-- Start RECORDS PROVIDED --

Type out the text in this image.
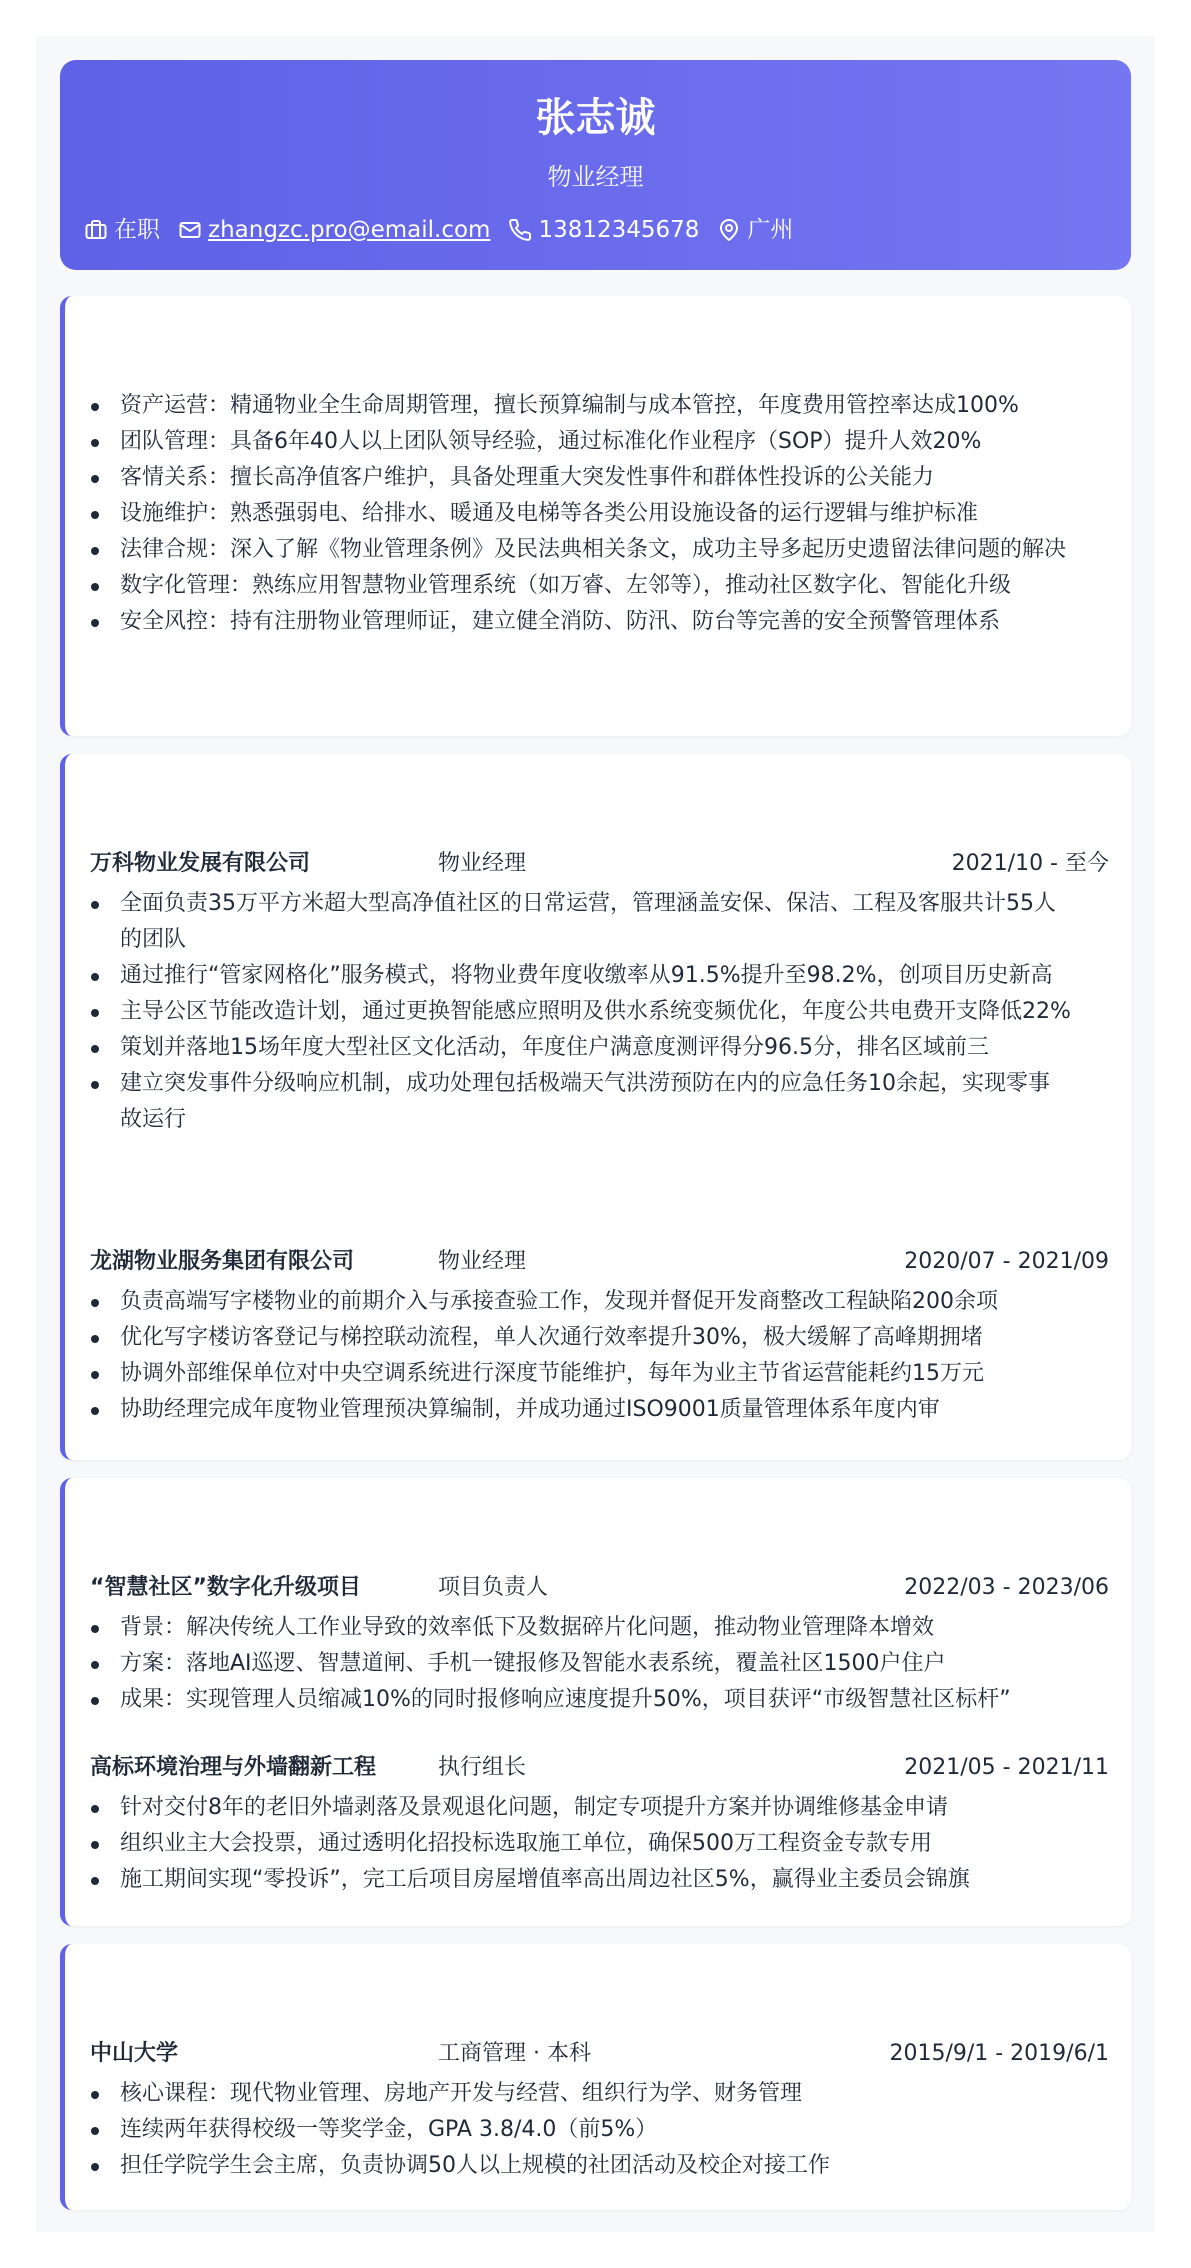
张志诚
物业经理
在职 zhangzc.pro@email.com 13812345678 广州
资产运营：精通物业全生命周期管理，擅长预算编制与成本管控，年度费用管控率达成100%
团队管理：具备6年40人以上团队领导经验，通过标准化作业程序（SOP）提升人效20%
客情关系：擅长高净值客户维护，具备处理重大突发性事件和群体性投诉的公关能力
设施维护：熟悉强弱电、给排水、暖通及电梯等各类公用设施设备的运行逻辑与维护标准
法律合规：深入了解《物业管理条例》及民法典相关条文，成功主导多起历史遗留法律问题的解决
数字化管理：熟练应用智慧物业管理系统（如万睿、左邻等），推动社区数字化、智能化升级
安全风控：持有注册物业管理师证，建立健全消防、防汛、防台等完善的安全预警管理体系
万科物业发展有限公司	物业经理	2021/10 - 至今
全面负责35万平方米超大型高净值社区的日常运营，管理涵盖安保、保洁、工程及客服共计55人的团队
通过推行“管家网格化”服务模式，将物业费年度收缴率从91.5%提升至98.2%，创项目历史新高
主导公区节能改造计划，通过更换智能感应照明及供水系统变频优化，年度公共电费开支降低22%
策划并落地15场年度大型社区文化活动，年度住户满意度测评得分96.5分，排名区域前三
建立突发事件分级响应机制，成功处理包括极端天气洪涝预防在内的应急任务10余起，实现零事故运行
龙湖物业服务集团有限公司	物业经理	2020/07 - 2021/09
负责高端写字楼物业的前期介入与承接查验工作，发现并督促开发商整改工程缺陷200余项
优化写字楼访客登记与梯控联动流程，单人次通行效率提升30%，极大缓解了高峰期拥堵
协调外部维保单位对中央空调系统进行深度节能维护，每年为业主节省运营能耗约15万元
协助经理完成年度物业管理预决算编制，并成功通过ISO9001质量管理体系年度内审
“智慧社区”数字化升级项目	项目负责人	2022/03 - 2023/06
背景：解决传统人工作业导致的效率低下及数据碎片化问题，推动物业管理降本增效
方案：落地AI巡逻、智慧道闸、手机一键报修及智能水表系统，覆盖社区1500户住户
成果：实现管理人员缩减10%的同时报修响应速度提升50%，项目获评“市级智慧社区标杆”
高标环境治理与外墙翻新工程	执行组长	2021/05 - 2021/11
针对交付8年的老旧外墙剥落及景观退化问题，制定专项提升方案并协调维修基金申请
组织业主大会投票，通过透明化招投标选取施工单位，确保500万工程资金专款专用
施工期间实现“零投诉”，完工后项目房屋增值率高出周边社区5%，赢得业主委员会锦旗
中山大学	工商管理 · 本科	2015/9/1 - 2019/6/1
核心课程：现代物业管理、房地产开发与经营、组织行为学、财务管理
连续两年获得校级一等奖学金，GPA 3.8/4.0（前5%）
担任学院学生会主席，负责协调50人以上规模的社团活动及校企对接工作
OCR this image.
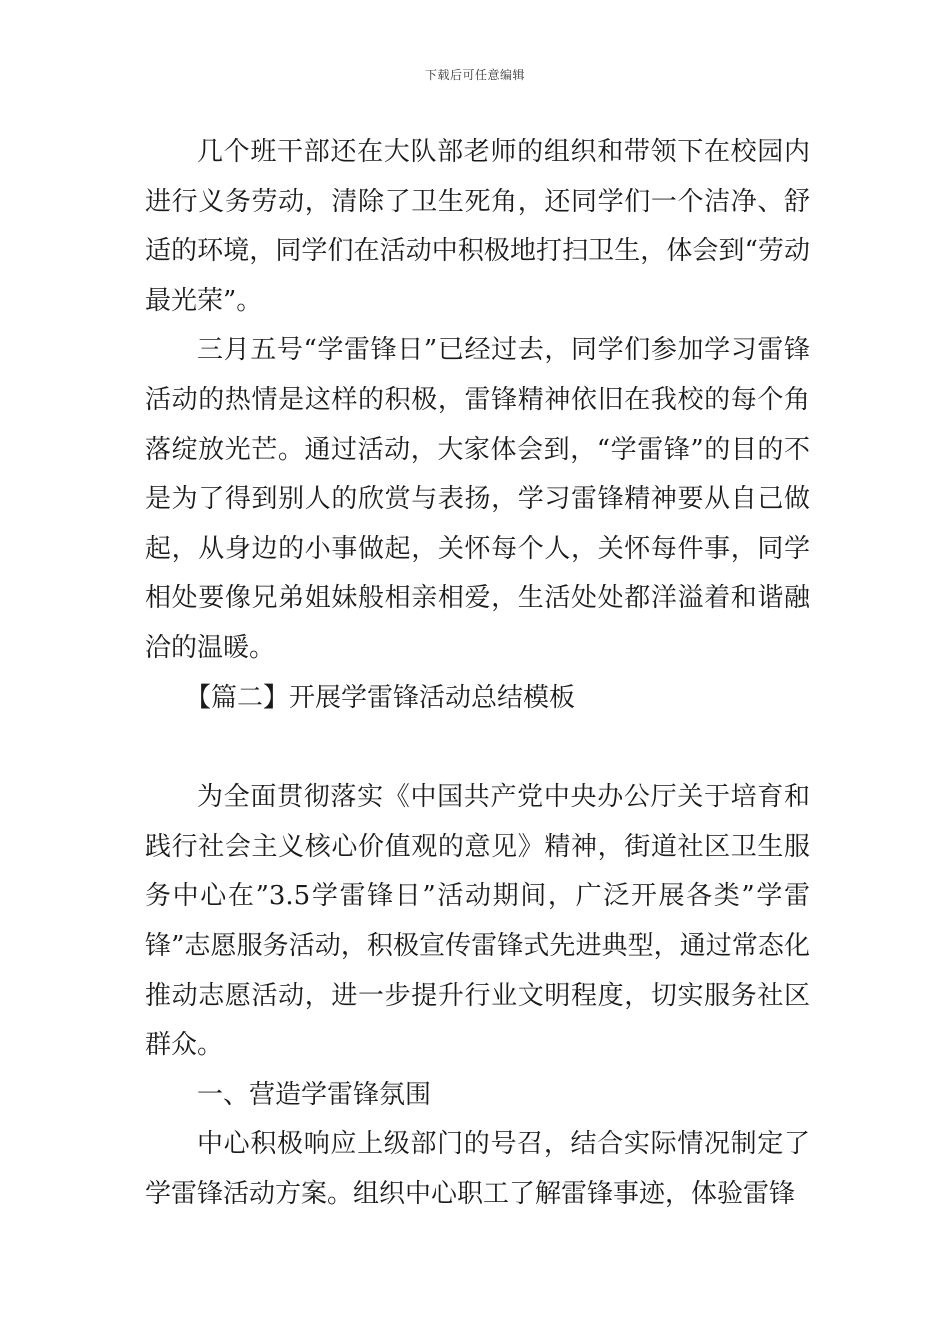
下载后可任意编辑

几个班干部还在大队部老师的组织和带领下在校园内进行义务劳动，清除了卫生死角，还同学们一个洁净、舒适的环境，同学们在活动中积极地打扫卫生，体会到“劳动最光荣”。

三月五号“学雷锋日”已经过去，同学们参加学习雷锋活动的热情是这样的积极，雷锋精神依旧在我校的每个角落绽放光芒。通过活动，大家体会到，“学雷锋”的目的不是为了得到别人的欣赏与表扬，学习雷锋精神要从自己做起，从身边的小事做起，关怀每个人，关怀每件事，同学相处要像兄弟姐妹般相亲相爱，生活处处都洋溢着和谐融洽的温暖。

【篇二】开展学雷锋活动总结模板

为全面贯彻落实《中国共产党中央办公厅关于培育和践行社会主义核心价值观的意见》精神，街道社区卫生服务中心在”3.5学雷锋日”活动期间，广泛开展各类”学雷锋”志愿服务活动，积极宣传雷锋式先进典型，通过常态化推动志愿活动，进一步提升行业文明程度，切实服务社区群众。

一、营造学雷锋氛围

中心积极响应上级部门的号召，结合实际情况制定了学雷锋活动方案。组织中心职工了解雷锋事迹，体验雷锋
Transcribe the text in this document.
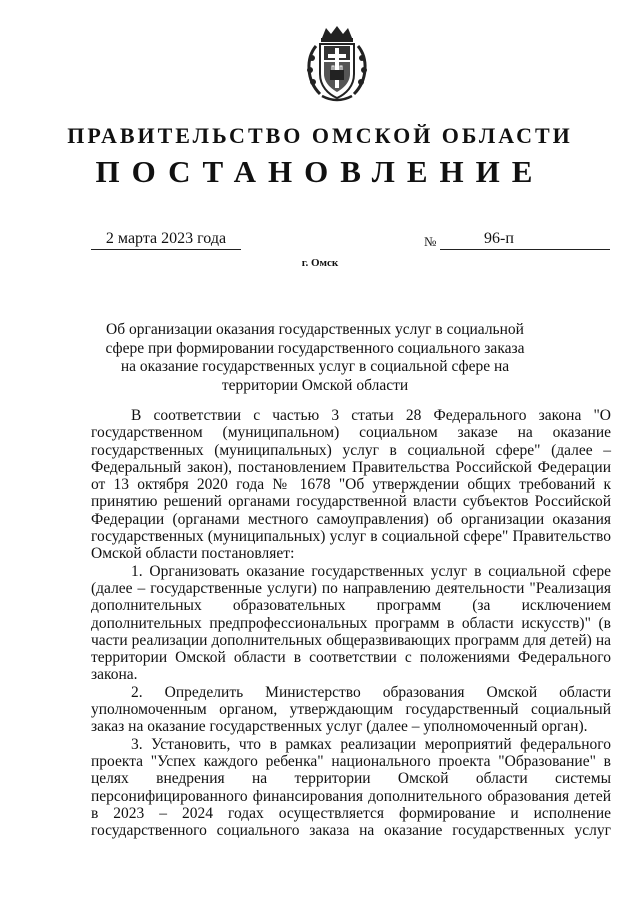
ПРАВИТЕЛЬСТВО ОМСКОЙ ОБЛАСТИ
ПОСТАНОВЛЕНИЕ
2 марта 2023 года	№	96-п
г. Омск
Об организации оказания государственных услуг в социальной сфере при формировании государственного социального заказа на оказание государственных услуг в социальной сфере на территории Омской области

В соответствии с частью 3 статьи 28 Федерального закона "О государственном (муниципальном) социальном заказе на оказание государственных (муниципальных) услуг в социальной сфере" (далее – Федеральный закон), постановлением Правительства Российской Федерации от 13 октября 2020 года № 1678 "Об утверждении общих требований к принятию решений органами государственной власти субъектов Российской Федерации (органами местного самоуправления) об организации оказания государственных (муниципальных) услуг в социальной сфере" Правительство Омской области постановляет:

1. Организовать оказание государственных услуг в социальной сфере (далее – государственные услуги) по направлению деятельности "Реализация дополнительных образовательных программ (за исключением дополнительных предпрофессиональных программ в области искусств)" (в части реализации дополнительных общеразвивающих программ для детей) на территории Омской области в соответствии с положениями Федерального закона.

2. Определить Министерство образования Омской области уполномоченным органом, утверждающим государственный социальный заказ на оказание государственных услуг (далее – уполномоченный орган).

3. Установить, что в рамках реализации мероприятий федерального проекта "Успех каждого ребенка" национального проекта "Образование" в целях внедрения на территории Омской области системы персонифицированного финансирования дополнительного образования детей в 2023 – 2024 годах осуществляется формирование и исполнение государственного социального заказа на оказание государственных услуг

-- End RECORDS PROVIDED --

Copy all lines from the data that hold the word "物业经理".

物业经理
万科物业发展有限公司	物业经理	2021/10 - 至今
龙湖物业服务集团有限公司	物业经理	2020/07 - 2021/09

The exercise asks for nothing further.